-- Begin Raw data --
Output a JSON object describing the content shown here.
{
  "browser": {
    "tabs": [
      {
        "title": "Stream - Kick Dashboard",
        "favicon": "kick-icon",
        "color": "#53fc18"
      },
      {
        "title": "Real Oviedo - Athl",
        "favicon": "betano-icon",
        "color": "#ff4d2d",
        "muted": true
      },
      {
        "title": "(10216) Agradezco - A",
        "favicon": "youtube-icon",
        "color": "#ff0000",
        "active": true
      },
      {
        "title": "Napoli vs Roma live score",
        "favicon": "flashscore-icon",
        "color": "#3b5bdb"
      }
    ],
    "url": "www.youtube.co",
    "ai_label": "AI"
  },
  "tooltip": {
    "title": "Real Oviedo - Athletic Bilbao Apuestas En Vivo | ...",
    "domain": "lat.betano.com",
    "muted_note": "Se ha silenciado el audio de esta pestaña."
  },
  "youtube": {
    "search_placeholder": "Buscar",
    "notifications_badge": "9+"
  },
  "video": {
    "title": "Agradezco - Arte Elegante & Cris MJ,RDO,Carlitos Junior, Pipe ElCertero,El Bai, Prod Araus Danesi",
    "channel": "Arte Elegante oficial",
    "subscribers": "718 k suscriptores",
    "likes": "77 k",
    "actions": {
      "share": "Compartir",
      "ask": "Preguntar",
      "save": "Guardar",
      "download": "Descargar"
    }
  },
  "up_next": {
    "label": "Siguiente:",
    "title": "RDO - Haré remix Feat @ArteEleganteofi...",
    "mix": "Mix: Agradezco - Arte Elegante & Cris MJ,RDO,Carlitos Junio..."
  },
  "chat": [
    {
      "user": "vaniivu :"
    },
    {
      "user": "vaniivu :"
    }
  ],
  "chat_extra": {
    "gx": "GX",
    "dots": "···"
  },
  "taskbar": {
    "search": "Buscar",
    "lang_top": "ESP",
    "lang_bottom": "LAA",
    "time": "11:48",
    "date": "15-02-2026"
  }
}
-- End Raw data --
● **Instructions for the task**: Locate all lines in the listing above with the word "Real". Copy them.

● **Solution**:
        "title": "Real Oviedo - Athl",
    "title": "Real Oviedo - Athletic Bilbao Apuestas En Vivo | ...",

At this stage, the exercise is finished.